§ **AIM OF THE EXERCISE**: Make an exact copy of the records, with the pictures left out.

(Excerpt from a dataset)
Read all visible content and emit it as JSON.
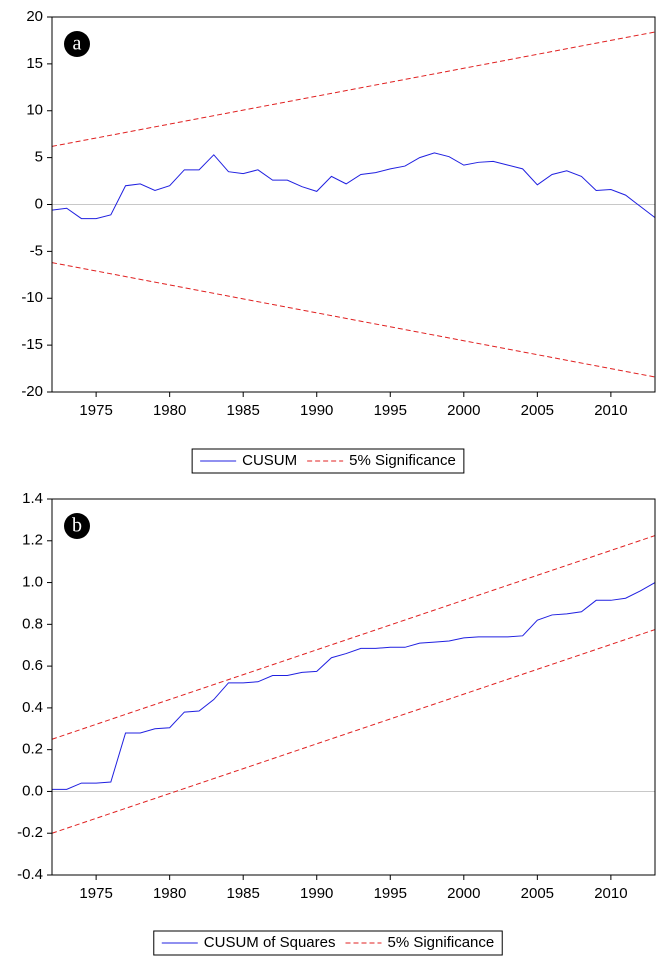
{
  "chart_data": [
    {
      "type": "line",
      "label": "a",
      "xlim": [
        1972,
        2013
      ],
      "xticks": [
        1975,
        1980,
        1985,
        1990,
        1995,
        2000,
        2005,
        2010
      ],
      "ylim": [
        -20,
        20
      ],
      "yticks": [
        20,
        15,
        10,
        5,
        0,
        -5,
        -10,
        -15,
        -20
      ],
      "series": [
        {
          "name": "CUSUM",
          "color": "#2020e0",
          "style": "solid",
          "x": [
            1972,
            1973,
            1974,
            1975,
            1976,
            1977,
            1978,
            1979,
            1980,
            1981,
            1982,
            1983,
            1984,
            1985,
            1986,
            1987,
            1988,
            1989,
            1990,
            1991,
            1992,
            1993,
            1994,
            1995,
            1996,
            1997,
            1998,
            1999,
            2000,
            2001,
            2002,
            2003,
            2004,
            2005,
            2006,
            2007,
            2008,
            2009,
            2010,
            2011,
            2012,
            2013
          ],
          "values": [
            -0.6,
            -0.4,
            -1.5,
            -1.5,
            -1.1,
            2.0,
            2.2,
            1.5,
            2.0,
            3.7,
            3.7,
            5.3,
            3.5,
            3.3,
            3.7,
            2.6,
            2.6,
            1.9,
            1.4,
            3.0,
            2.2,
            3.2,
            3.4,
            3.8,
            4.1,
            5.0,
            5.5,
            5.1,
            4.2,
            4.5,
            4.6,
            4.2,
            3.8,
            2.1,
            3.2,
            3.6,
            3.0,
            1.5,
            1.6,
            1.0,
            -0.2,
            -1.4
          ]
        },
        {
          "name": "5% Significance",
          "color": "#e02020",
          "style": "dashed",
          "x": [
            1972,
            2013
          ],
          "upper": [
            6.2,
            18.4
          ],
          "lower": [
            -6.2,
            -18.4
          ]
        }
      ]
    },
    {
      "type": "line",
      "label": "b",
      "xlim": [
        1972,
        2013
      ],
      "xticks": [
        1975,
        1980,
        1985,
        1990,
        1995,
        2000,
        2005,
        2010
      ],
      "ylim": [
        -0.4,
        1.4
      ],
      "yticks": [
        1.4,
        1.2,
        {
          "value": 1,
          "label": "1.0"
        },
        0.8,
        0.6,
        0.4,
        0.2,
        {
          "value": 0,
          "label": "0.0"
        },
        -0.2,
        -0.4
      ],
      "series": [
        {
          "name": "CUSUM of Squares",
          "color": "#2020e0",
          "style": "solid",
          "x": [
            1972,
            1973,
            1974,
            1975,
            1976,
            1977,
            1978,
            1979,
            1980,
            1981,
            1982,
            1983,
            1984,
            1985,
            1986,
            1987,
            1988,
            1989,
            1990,
            1991,
            1992,
            1993,
            1994,
            1995,
            1996,
            1997,
            1998,
            1999,
            2000,
            2001,
            2002,
            2003,
            2004,
            2005,
            2006,
            2007,
            2008,
            2009,
            2010,
            2011,
            2012,
            2013
          ],
          "values": [
            0.01,
            0.01,
            0.04,
            0.04,
            0.045,
            0.28,
            0.28,
            0.3,
            0.305,
            0.38,
            0.385,
            0.44,
            0.52,
            0.52,
            0.525,
            0.555,
            0.555,
            0.57,
            0.575,
            0.64,
            0.66,
            0.685,
            0.685,
            0.69,
            0.69,
            0.71,
            0.715,
            0.72,
            0.735,
            0.74,
            0.74,
            0.74,
            0.745,
            0.82,
            0.845,
            0.85,
            0.86,
            0.915,
            0.915,
            0.925,
            0.96,
            1.0
          ]
        },
        {
          "name": "5% Significance",
          "color": "#e02020",
          "style": "dashed",
          "x": [
            1972,
            2013
          ],
          "upper": [
            0.25,
            1.225
          ],
          "lower": [
            -0.2,
            0.775
          ]
        }
      ]
    }
  ]
}
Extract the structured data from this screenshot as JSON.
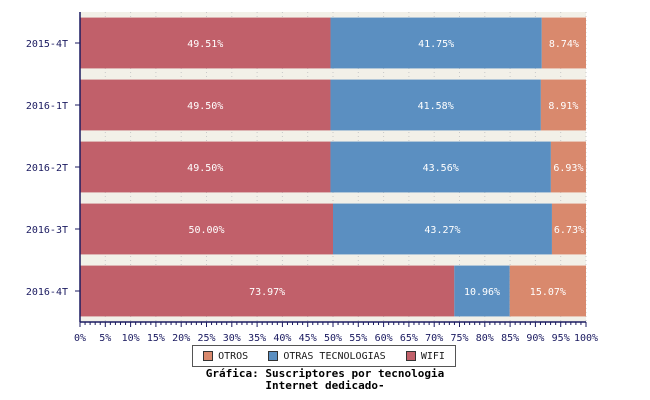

§ **TASK OUTPUT**:
Read all visible content and emit it as JSON.
{
  "chart_data": [
    {
      "type": "line",
      "label": "a",
      "xlim": [
        1972,
        2013
      ],
      "xticks": [
        1975,
        1980,
        1985,
        1990,
        1995,
        2000,
        2005,
        2010
      ],
      "ylim": [
        -20,
        20
      ],
      "yticks": [
        20,
        15,
        10,
        5,
        0,
        -5,
        -10,
        -15,
        -20
      ],
      "series": [
        {
          "name": "CUSUM",
          "color": "#2020e0",
          "style": "solid",
          "x": [
            1972,
            1973,
            1974,
            1975,
            1976,
            1977,
            1978,
            1979,
            1980,
            1981,
            1982,
            1983,
            1984,
            1985,
            1986,
            1987,
            1988,
            1989,
            1990,
            1991,
            1992,
            1993,
            1994,
            1995,
            1996,
            1997,
            1998,
            1999,
            2000,
            2001,
            2002,
            2003,
            2004,
            2005,
            2006,
            2007,
            2008,
            2009,
            2010,
            2011,
            2012,
            2013
          ],
          "values": [
            -0.6,
            -0.4,
            -1.5,
            -1.5,
            -1.1,
            2.0,
            2.2,
            1.5,
            2.0,
            3.7,
            3.7,
            5.3,
            3.5,
            3.3,
            3.7,
            2.6,
            2.6,
            1.9,
            1.4,
            3.0,
            2.2,
            3.2,
            3.4,
            3.8,
            4.1,
            5.0,
            5.5,
            5.1,
            4.2,
            4.5,
            4.6,
            4.2,
            3.8,
            2.1,
            3.2,
            3.6,
            3.0,
            1.5,
            1.6,
            1.0,
            -0.2,
            -1.4
          ]
        },
        {
          "name": "5% Significance",
          "color": "#e02020",
          "style": "dashed",
          "x": [
            1972,
            2013
          ],
          "upper": [
            6.2,
            18.4
          ],
          "lower": [
            -6.2,
            -18.4
          ]
        }
      ]
    },
    {
      "type": "line",
      "label": "b",
      "xlim": [
        1972,
        2013
      ],
      "xticks": [
        1975,
        1980,
        1985,
        1990,
        1995,
        2000,
        2005,
        2010
      ],
      "ylim": [
        -0.4,
        1.4
      ],
      "yticks": [
        1.4,
        1.2,
        {
          "value": 1,
          "label": "1.0"
        },
        0.8,
        0.6,
        0.4,
        0.2,
        {
          "value": 0,
          "label": "0.0"
        },
        -0.2,
        -0.4
      ],
      "series": [
        {
          "name": "CUSUM of Squares",
          "color": "#2020e0",
          "style": "solid",
          "x": [
            1972,
            1973,
            1974,
            1975,
            1976,
            1977,
            1978,
            1979,
            1980,
            1981,
            1982,
            1983,
            1984,
            1985,
            1986,
            1987,
            1988,
            1989,
            1990,
            1991,
            1992,
            1993,
            1994,
            1995,
            1996,
            1997,
            1998,
            1999,
            2000,
            2001,
            2002,
            2003,
            2004,
            2005,
            2006,
            2007,
            2008,
            2009,
            2010,
            2011,
            2012,
            2013
          ],
          "values": [
            0.01,
            0.01,
            0.04,
            0.04,
            0.045,
            0.28,
            0.28,
            0.3,
            0.305,
            0.38,
            0.385,
            0.44,
            0.52,
            0.52,
            0.525,
            0.555,
            0.555,
            0.57,
            0.575,
            0.64,
            0.66,
            0.685,
            0.685,
            0.69,
            0.69,
            0.71,
            0.715,
            0.72,
            0.735,
            0.74,
            0.74,
            0.74,
            0.745,
            0.82,
            0.845,
            0.85,
            0.86,
            0.915,
            0.915,
            0.925,
            0.96,
            1.0
          ]
        },
        {
          "name": "5% Significance",
          "color": "#e02020",
          "style": "dashed",
          "x": [
            1972,
            2013
          ],
          "upper": [
            0.25,
            1.225
          ],
          "lower": [
            -0.2,
            0.775
          ]
        }
      ]
    }
  ]
}
Extract the structured data from this screenshot as JSON.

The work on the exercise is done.